Records from a data collection
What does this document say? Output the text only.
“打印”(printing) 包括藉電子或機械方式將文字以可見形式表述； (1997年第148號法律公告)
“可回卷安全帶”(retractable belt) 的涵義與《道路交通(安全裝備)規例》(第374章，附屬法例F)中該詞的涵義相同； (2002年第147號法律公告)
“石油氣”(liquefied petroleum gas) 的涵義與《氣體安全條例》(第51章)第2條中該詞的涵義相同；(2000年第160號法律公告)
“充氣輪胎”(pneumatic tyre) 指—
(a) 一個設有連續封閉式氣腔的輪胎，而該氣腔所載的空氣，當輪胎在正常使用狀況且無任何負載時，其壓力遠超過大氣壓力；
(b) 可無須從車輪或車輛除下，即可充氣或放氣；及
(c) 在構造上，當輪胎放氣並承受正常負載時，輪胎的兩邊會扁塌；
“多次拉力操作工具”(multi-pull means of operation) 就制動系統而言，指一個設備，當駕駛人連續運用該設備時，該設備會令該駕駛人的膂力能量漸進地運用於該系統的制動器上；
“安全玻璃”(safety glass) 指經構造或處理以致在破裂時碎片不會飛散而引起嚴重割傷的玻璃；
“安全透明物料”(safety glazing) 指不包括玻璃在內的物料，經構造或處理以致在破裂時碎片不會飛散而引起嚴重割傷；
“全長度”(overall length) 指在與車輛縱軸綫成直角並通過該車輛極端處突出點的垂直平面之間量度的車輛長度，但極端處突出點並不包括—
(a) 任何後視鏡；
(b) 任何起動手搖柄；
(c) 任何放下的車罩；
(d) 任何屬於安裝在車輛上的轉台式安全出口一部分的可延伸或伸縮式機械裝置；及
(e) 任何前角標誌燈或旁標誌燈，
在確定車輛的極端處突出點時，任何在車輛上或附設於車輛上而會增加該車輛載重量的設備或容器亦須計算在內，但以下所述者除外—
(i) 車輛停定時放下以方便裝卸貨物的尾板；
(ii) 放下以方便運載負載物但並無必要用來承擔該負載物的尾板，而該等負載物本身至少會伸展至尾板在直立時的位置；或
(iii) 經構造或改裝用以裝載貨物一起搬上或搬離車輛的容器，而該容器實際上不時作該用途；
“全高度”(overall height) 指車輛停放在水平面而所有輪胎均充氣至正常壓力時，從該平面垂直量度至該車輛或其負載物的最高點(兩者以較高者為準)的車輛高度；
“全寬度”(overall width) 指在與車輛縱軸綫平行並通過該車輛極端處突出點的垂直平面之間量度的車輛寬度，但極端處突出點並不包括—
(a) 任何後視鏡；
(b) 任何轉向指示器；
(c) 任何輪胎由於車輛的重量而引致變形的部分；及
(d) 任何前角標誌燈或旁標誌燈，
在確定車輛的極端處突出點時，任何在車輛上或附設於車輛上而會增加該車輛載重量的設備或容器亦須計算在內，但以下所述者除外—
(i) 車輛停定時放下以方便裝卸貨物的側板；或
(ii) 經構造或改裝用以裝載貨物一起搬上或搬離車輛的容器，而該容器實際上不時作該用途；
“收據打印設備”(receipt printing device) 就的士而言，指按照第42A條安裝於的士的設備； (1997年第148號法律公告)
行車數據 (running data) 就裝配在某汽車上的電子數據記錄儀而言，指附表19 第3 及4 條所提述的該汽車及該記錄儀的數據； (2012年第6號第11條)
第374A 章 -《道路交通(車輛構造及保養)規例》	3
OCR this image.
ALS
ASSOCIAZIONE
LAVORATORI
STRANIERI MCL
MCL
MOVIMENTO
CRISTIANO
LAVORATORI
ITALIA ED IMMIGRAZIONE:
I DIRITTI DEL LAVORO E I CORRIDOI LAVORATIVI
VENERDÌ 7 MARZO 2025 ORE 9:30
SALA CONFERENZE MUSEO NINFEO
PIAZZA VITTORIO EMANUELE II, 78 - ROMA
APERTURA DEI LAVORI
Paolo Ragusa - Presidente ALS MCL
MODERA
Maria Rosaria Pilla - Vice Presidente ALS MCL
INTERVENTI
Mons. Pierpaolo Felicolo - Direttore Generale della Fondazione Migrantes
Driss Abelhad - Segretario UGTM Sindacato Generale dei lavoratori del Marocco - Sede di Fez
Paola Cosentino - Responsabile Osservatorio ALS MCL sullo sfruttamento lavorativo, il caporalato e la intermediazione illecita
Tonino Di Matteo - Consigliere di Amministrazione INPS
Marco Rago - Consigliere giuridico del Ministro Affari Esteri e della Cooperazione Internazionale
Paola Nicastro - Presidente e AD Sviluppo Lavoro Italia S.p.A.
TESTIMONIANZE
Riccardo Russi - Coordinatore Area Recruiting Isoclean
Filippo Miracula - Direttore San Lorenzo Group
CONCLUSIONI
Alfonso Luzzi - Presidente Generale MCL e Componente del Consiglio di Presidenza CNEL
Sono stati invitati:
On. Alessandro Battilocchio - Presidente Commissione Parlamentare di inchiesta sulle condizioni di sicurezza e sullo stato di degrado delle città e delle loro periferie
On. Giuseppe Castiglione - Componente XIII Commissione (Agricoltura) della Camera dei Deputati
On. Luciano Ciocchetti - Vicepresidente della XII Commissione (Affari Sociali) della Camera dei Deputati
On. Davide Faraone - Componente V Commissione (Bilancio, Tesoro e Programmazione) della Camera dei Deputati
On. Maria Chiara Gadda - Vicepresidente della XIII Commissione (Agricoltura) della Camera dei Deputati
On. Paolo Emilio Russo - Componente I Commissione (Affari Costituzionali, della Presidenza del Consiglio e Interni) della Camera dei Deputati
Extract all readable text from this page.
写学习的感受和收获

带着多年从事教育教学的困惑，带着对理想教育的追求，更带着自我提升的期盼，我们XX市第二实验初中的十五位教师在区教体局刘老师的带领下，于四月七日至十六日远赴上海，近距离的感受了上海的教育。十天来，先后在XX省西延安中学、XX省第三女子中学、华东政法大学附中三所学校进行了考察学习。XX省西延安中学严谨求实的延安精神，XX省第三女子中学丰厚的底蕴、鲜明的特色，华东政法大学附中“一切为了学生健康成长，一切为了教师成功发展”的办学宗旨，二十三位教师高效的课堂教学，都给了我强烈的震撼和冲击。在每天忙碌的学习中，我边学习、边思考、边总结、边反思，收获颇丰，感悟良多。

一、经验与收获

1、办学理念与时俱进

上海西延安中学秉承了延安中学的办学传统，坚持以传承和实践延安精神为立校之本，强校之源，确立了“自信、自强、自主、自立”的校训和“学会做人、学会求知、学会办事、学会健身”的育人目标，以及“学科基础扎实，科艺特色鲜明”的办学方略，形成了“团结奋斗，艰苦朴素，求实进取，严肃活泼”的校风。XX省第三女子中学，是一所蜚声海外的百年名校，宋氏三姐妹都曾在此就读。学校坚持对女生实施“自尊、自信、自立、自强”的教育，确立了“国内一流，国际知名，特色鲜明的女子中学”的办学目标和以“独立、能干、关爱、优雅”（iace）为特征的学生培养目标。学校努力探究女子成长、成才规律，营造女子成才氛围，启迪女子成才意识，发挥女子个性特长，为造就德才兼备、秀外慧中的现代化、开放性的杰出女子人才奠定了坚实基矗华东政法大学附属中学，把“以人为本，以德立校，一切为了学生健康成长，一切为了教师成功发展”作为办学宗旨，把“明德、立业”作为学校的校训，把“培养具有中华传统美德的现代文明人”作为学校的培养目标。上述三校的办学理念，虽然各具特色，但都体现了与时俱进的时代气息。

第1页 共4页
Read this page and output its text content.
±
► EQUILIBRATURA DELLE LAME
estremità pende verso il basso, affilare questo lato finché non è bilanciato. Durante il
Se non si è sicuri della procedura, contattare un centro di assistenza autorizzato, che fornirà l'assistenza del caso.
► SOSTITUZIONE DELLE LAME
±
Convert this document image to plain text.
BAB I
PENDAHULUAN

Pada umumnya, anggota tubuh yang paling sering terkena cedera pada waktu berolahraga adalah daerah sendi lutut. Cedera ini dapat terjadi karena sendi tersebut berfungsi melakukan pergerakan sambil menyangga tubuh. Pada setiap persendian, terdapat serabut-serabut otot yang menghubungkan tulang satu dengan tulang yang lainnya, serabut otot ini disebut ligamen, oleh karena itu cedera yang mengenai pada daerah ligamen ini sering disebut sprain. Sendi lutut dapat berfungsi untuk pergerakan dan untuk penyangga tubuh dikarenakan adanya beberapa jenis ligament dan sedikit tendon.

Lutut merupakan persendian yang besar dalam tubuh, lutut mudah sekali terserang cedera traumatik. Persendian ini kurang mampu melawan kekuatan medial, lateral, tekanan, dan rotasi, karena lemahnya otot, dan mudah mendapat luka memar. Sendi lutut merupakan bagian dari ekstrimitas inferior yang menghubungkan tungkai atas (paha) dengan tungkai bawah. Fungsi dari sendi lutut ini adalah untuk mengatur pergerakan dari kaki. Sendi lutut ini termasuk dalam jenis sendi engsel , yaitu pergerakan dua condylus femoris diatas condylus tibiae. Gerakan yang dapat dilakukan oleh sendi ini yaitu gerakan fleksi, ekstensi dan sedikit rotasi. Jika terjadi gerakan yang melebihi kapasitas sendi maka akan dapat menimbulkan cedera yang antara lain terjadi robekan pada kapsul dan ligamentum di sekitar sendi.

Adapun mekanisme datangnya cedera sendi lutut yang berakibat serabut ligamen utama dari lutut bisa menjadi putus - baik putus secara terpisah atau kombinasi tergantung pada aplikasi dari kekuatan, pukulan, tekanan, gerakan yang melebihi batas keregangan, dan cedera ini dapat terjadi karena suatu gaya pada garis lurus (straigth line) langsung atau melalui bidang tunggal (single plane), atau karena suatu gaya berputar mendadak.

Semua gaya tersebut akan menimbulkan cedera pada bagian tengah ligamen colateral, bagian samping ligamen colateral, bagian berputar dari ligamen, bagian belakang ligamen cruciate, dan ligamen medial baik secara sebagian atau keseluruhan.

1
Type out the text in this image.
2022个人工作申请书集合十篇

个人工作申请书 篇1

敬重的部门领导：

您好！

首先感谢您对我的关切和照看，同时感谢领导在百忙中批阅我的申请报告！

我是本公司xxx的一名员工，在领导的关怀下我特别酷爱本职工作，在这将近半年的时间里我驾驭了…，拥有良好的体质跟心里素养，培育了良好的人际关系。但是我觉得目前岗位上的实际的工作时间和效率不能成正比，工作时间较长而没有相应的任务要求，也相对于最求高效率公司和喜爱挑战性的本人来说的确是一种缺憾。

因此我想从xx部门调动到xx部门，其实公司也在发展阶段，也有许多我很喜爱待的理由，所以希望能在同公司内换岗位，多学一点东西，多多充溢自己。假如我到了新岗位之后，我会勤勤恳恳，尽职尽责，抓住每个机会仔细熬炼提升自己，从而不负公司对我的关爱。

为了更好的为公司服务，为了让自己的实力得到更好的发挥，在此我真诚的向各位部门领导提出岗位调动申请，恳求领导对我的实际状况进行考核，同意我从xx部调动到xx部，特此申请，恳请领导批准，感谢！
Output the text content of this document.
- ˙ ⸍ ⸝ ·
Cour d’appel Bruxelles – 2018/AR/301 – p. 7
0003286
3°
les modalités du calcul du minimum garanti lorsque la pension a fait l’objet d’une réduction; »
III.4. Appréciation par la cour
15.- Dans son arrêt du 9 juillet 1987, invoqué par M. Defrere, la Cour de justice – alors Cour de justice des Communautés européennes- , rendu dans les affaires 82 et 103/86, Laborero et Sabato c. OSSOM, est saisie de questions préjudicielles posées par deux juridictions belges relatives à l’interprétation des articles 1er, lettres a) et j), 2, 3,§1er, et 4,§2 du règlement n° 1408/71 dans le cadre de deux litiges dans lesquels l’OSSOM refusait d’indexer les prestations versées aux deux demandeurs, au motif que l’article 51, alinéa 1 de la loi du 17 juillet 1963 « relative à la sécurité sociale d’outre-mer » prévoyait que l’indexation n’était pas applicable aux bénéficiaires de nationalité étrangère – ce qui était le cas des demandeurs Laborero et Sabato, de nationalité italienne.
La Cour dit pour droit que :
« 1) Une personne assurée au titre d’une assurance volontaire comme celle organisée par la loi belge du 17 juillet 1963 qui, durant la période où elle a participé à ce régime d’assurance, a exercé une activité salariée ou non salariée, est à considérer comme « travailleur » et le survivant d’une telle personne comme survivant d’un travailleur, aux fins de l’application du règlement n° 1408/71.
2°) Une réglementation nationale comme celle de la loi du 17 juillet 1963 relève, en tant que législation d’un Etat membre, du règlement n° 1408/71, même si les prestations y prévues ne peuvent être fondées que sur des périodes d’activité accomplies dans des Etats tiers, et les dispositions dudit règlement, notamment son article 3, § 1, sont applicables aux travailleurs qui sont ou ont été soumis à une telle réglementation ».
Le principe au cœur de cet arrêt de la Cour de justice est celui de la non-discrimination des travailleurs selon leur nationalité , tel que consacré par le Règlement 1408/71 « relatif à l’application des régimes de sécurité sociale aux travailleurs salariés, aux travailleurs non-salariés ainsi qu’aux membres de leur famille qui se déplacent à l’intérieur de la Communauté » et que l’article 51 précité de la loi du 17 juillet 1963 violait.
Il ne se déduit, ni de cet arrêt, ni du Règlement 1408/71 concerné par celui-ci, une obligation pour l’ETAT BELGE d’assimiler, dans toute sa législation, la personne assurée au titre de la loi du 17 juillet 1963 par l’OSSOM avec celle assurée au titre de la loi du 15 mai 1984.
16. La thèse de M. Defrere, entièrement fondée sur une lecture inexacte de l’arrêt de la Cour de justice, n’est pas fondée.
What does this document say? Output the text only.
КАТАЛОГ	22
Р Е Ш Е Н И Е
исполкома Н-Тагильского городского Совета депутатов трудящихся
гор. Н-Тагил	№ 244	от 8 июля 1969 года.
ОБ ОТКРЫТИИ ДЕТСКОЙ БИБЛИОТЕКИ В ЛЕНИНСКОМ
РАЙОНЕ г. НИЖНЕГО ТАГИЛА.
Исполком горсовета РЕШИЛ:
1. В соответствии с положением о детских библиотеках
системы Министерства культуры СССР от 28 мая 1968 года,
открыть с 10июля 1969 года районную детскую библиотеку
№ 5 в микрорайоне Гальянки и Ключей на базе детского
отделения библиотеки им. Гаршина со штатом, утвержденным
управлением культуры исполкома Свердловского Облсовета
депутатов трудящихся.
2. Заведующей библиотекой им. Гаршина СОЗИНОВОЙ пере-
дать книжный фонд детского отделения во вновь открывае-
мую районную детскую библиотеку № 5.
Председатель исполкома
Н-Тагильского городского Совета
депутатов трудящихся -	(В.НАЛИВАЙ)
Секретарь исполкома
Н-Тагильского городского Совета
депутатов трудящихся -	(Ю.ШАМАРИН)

Instructions for the task
Which lines include the word "application"? Copy every one of them.

Solution to the problem
« 1) Une personne assurée au titre d’une assurance volontaire comme celle organisée par la loi belge du 17 juillet 1963 qui, durant la période où elle a participé à ce régime d’assurance, a exercé une activité salariée ou non salariée, est à considérer comme « travailleur » et le survivant d’une telle personne comme survivant d’un travailleur, aux fins de l’application du règlement n° 1408/71.
Le principe au cœur de cet arrêt de la Cour de justice est celui de la non-discrimination des travailleurs selon leur nationalité , tel que consacré par le Règlement 1408/71 « relatif à l’application des régimes de sécurité sociale aux travailleurs salariés, aux travailleurs non-salariés ainsi qu’aux membres de leur famille qui se déplacent à l’intérieur de la Communauté » et que l’article 51 précité de la loi du 17 juillet 1963 violait.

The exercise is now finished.